§ Your goal
Copy each line that contains the string "years".

§ Records for this task
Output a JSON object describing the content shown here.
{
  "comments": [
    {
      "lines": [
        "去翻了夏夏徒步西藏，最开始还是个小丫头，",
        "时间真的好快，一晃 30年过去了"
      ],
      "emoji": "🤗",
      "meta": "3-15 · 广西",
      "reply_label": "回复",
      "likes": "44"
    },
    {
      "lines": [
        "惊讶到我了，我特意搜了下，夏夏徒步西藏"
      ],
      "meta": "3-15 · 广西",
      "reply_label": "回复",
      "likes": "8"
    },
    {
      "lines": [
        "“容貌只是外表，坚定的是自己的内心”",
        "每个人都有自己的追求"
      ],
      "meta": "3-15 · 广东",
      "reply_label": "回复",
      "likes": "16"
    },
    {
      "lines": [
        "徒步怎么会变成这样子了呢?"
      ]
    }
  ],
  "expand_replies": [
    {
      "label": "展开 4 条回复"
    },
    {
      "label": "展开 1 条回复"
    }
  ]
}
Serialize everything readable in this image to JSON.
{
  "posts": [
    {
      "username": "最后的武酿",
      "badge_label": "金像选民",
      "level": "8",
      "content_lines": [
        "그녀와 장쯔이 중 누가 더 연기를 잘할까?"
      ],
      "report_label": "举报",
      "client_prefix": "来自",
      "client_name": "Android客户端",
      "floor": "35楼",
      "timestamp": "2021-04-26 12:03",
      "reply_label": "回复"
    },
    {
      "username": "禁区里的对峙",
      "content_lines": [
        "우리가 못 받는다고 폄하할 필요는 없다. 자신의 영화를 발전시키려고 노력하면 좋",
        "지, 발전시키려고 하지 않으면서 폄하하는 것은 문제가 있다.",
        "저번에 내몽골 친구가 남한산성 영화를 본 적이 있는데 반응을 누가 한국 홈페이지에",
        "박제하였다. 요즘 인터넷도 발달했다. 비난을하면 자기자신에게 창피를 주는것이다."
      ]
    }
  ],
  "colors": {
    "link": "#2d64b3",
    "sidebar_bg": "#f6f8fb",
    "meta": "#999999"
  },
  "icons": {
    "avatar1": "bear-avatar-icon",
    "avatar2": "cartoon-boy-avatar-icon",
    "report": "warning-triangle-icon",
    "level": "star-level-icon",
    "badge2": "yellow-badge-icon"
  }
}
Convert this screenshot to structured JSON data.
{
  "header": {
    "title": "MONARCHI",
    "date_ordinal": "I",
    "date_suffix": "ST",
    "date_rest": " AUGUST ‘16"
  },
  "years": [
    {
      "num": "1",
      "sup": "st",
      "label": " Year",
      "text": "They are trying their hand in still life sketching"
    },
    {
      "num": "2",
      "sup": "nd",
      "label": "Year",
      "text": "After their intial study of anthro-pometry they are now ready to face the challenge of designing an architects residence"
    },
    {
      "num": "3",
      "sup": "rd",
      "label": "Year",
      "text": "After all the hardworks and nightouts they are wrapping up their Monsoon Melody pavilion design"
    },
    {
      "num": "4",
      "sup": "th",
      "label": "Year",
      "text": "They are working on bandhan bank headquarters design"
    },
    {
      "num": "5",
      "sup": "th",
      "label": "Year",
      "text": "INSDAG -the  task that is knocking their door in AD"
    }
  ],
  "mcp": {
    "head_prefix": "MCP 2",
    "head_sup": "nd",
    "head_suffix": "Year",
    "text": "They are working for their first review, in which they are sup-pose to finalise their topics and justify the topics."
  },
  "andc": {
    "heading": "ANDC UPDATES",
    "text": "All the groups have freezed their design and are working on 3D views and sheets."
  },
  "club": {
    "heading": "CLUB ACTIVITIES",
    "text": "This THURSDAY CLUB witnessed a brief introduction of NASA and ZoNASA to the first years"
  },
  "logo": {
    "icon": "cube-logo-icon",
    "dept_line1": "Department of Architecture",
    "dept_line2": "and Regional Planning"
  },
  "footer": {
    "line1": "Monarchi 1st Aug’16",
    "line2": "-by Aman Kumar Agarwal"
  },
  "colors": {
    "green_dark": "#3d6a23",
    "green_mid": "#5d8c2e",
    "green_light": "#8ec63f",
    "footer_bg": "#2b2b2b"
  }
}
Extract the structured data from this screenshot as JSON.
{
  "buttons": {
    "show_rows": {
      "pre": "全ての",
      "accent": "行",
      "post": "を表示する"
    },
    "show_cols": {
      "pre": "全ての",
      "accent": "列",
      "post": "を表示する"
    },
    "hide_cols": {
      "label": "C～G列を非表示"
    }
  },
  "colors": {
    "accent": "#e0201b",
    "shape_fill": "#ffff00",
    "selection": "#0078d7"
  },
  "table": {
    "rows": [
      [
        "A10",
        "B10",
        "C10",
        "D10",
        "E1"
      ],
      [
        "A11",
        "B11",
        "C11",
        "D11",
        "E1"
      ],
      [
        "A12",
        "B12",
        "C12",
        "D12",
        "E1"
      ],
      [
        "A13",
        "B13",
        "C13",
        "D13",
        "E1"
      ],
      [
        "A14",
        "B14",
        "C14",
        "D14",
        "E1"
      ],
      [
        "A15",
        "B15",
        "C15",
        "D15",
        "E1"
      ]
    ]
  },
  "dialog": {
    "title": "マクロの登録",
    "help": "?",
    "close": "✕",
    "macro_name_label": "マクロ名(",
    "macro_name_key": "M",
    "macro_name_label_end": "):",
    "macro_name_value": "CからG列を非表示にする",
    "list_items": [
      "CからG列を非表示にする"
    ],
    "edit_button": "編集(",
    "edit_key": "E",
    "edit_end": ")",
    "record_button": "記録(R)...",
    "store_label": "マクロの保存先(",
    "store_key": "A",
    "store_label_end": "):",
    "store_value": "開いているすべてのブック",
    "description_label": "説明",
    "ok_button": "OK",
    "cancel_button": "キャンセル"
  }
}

§ Exercise response
  "years": [
    "text": "This THURSDAY CLUB witnessed a brief introduction of NASA and ZoNASA to the first years"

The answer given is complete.